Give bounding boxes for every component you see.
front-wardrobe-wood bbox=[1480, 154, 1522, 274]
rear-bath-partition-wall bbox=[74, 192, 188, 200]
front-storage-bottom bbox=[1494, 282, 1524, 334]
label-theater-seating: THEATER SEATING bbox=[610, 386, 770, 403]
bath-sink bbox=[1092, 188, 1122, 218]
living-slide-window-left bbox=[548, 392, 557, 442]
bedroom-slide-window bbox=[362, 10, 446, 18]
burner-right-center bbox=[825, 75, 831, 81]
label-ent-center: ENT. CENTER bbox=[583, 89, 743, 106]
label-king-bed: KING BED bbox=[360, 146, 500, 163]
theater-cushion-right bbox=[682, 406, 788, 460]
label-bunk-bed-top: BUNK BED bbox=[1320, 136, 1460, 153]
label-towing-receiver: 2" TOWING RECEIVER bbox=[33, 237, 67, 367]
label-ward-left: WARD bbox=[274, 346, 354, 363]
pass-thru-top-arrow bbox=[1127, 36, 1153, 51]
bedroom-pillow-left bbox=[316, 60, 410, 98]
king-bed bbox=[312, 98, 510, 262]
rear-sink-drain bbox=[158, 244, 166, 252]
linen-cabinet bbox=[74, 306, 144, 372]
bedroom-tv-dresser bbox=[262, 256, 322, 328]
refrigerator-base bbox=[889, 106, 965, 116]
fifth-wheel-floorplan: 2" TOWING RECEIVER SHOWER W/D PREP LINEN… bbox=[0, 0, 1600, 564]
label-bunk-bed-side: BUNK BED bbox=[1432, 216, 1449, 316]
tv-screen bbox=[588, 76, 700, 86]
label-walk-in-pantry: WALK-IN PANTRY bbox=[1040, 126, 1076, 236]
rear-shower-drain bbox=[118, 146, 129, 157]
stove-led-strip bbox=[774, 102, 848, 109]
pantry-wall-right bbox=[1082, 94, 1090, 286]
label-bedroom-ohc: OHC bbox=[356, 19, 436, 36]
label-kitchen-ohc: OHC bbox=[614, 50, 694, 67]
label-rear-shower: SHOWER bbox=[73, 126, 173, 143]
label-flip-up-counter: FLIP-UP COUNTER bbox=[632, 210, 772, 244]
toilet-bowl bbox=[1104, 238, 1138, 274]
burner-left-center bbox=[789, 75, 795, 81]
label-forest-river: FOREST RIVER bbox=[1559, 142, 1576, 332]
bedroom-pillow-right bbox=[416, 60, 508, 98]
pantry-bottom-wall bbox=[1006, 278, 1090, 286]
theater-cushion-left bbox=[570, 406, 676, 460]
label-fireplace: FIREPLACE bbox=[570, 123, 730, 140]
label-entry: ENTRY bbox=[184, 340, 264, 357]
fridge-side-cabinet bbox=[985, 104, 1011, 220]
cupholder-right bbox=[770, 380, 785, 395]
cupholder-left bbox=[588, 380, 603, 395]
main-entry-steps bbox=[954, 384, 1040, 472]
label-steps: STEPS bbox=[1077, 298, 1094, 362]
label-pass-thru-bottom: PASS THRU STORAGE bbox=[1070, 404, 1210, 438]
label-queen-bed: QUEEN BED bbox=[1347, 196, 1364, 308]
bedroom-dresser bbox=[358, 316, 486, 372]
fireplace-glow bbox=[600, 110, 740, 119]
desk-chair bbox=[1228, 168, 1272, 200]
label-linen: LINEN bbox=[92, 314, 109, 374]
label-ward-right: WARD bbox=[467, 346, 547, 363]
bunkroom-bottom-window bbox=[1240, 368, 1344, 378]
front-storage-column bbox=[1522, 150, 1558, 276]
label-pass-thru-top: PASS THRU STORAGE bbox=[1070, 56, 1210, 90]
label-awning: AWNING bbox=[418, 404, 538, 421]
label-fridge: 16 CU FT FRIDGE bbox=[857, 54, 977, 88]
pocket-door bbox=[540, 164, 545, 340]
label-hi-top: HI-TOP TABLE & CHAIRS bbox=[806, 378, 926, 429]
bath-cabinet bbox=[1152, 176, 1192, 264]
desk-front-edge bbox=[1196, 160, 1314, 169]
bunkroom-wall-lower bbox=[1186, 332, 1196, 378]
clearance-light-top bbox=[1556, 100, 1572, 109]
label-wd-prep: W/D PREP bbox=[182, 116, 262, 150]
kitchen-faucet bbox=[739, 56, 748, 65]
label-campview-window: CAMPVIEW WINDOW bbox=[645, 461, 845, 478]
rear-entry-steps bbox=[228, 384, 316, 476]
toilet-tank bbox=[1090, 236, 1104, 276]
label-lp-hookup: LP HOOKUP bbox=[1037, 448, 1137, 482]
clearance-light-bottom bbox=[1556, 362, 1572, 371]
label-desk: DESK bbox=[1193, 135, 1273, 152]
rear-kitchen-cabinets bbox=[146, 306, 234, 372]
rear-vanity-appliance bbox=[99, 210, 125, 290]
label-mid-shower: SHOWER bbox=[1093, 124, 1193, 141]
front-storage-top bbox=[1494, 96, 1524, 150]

══════════════════════════════

WHAT IS BEING ASKED →
Retype the 76 lines of material above without any changes.

RESULT OF THIS TASK →
Give bounding boxes for every component you see.
front-wardrobe-wood bbox=[1480, 154, 1522, 274]
rear-bath-partition-wall bbox=[74, 192, 188, 200]
front-storage-bottom bbox=[1494, 282, 1524, 334]
label-theater-seating: THEATER SEATING bbox=[610, 386, 770, 403]
bath-sink bbox=[1092, 188, 1122, 218]
living-slide-window-left bbox=[548, 392, 557, 442]
bedroom-slide-window bbox=[362, 10, 446, 18]
burner-right-center bbox=[825, 75, 831, 81]
label-ent-center: ENT. CENTER bbox=[583, 89, 743, 106]
label-king-bed: KING BED bbox=[360, 146, 500, 163]
theater-cushion-right bbox=[682, 406, 788, 460]
label-bunk-bed-top: BUNK BED bbox=[1320, 136, 1460, 153]
label-towing-receiver: 2" TOWING RECEIVER bbox=[33, 237, 67, 367]
label-ward-left: WARD bbox=[274, 346, 354, 363]
pass-thru-top-arrow bbox=[1127, 36, 1153, 51]
bedroom-pillow-left bbox=[316, 60, 410, 98]
king-bed bbox=[312, 98, 510, 262]
rear-sink-drain bbox=[158, 244, 166, 252]
linen-cabinet bbox=[74, 306, 144, 372]
bedroom-tv-dresser bbox=[262, 256, 322, 328]
refrigerator-base bbox=[889, 106, 965, 116]
fifth-wheel-floorplan: 2" TOWING RECEIVER SHOWER W/D PREP LINEN… bbox=[0, 0, 1600, 564]
label-bunk-bed-side: BUNK BED bbox=[1432, 216, 1449, 316]
tv-screen bbox=[588, 76, 700, 86]
label-walk-in-pantry: WALK-IN PANTRY bbox=[1040, 126, 1076, 236]
rear-shower-drain bbox=[118, 146, 129, 157]
stove-led-strip bbox=[774, 102, 848, 109]
pantry-wall-right bbox=[1082, 94, 1090, 286]
label-bedroom-ohc: OHC bbox=[356, 19, 436, 36]
label-kitchen-ohc: OHC bbox=[614, 50, 694, 67]
label-rear-shower: SHOWER bbox=[73, 126, 173, 143]
label-flip-up-counter: FLIP-UP COUNTER bbox=[632, 210, 772, 244]
toilet-bowl bbox=[1104, 238, 1138, 274]
burner-left-center bbox=[789, 75, 795, 81]
label-forest-river: FOREST RIVER bbox=[1559, 142, 1576, 332]
bedroom-pillow-right bbox=[416, 60, 508, 98]
pantry-bottom-wall bbox=[1006, 278, 1090, 286]
theater-cushion-left bbox=[570, 406, 676, 460]
label-fireplace: FIREPLACE bbox=[570, 123, 730, 140]
label-entry: ENTRY bbox=[184, 340, 264, 357]
fridge-side-cabinet bbox=[985, 104, 1011, 220]
cupholder-right bbox=[770, 380, 785, 395]
cupholder-left bbox=[588, 380, 603, 395]
main-entry-steps bbox=[954, 384, 1040, 472]
label-steps: STEPS bbox=[1077, 298, 1094, 362]
label-pass-thru-bottom: PASS THRU STORAGE bbox=[1070, 404, 1210, 438]
label-queen-bed: QUEEN BED bbox=[1347, 196, 1364, 308]
bedroom-dresser bbox=[358, 316, 486, 372]
fireplace-glow bbox=[600, 110, 740, 119]
desk-chair bbox=[1228, 168, 1272, 200]
label-linen: LINEN bbox=[92, 314, 109, 374]
label-ward-right: WARD bbox=[467, 346, 547, 363]
bunkroom-bottom-window bbox=[1240, 368, 1344, 378]
front-storage-column bbox=[1522, 150, 1558, 276]
label-pass-thru-top: PASS THRU STORAGE bbox=[1070, 56, 1210, 90]
label-awning: AWNING bbox=[418, 404, 538, 421]
label-fridge: 16 CU FT FRIDGE bbox=[857, 54, 977, 88]
pocket-door bbox=[540, 164, 545, 340]
label-hi-top: HI-TOP TABLE & CHAIRS bbox=[806, 378, 926, 429]
bath-cabinet bbox=[1152, 176, 1192, 264]
desk-front-edge bbox=[1196, 160, 1314, 169]
bunkroom-wall-lower bbox=[1186, 332, 1196, 378]
clearance-light-top bbox=[1556, 100, 1572, 109]
label-wd-prep: W/D PREP bbox=[182, 116, 262, 150]
kitchen-faucet bbox=[739, 56, 748, 65]
label-campview-window: CAMPVIEW WINDOW bbox=[645, 461, 845, 478]
rear-entry-steps bbox=[228, 384, 316, 476]
toilet-tank bbox=[1090, 236, 1104, 276]
label-lp-hookup: LP HOOKUP bbox=[1037, 448, 1137, 482]
clearance-light-bottom bbox=[1556, 362, 1572, 371]
label-desk: DESK bbox=[1193, 135, 1273, 152]
rear-kitchen-cabinets bbox=[146, 306, 234, 372]
rear-vanity-appliance bbox=[99, 210, 125, 290]
label-mid-shower: SHOWER bbox=[1093, 124, 1193, 141]
front-storage-top bbox=[1494, 96, 1524, 150]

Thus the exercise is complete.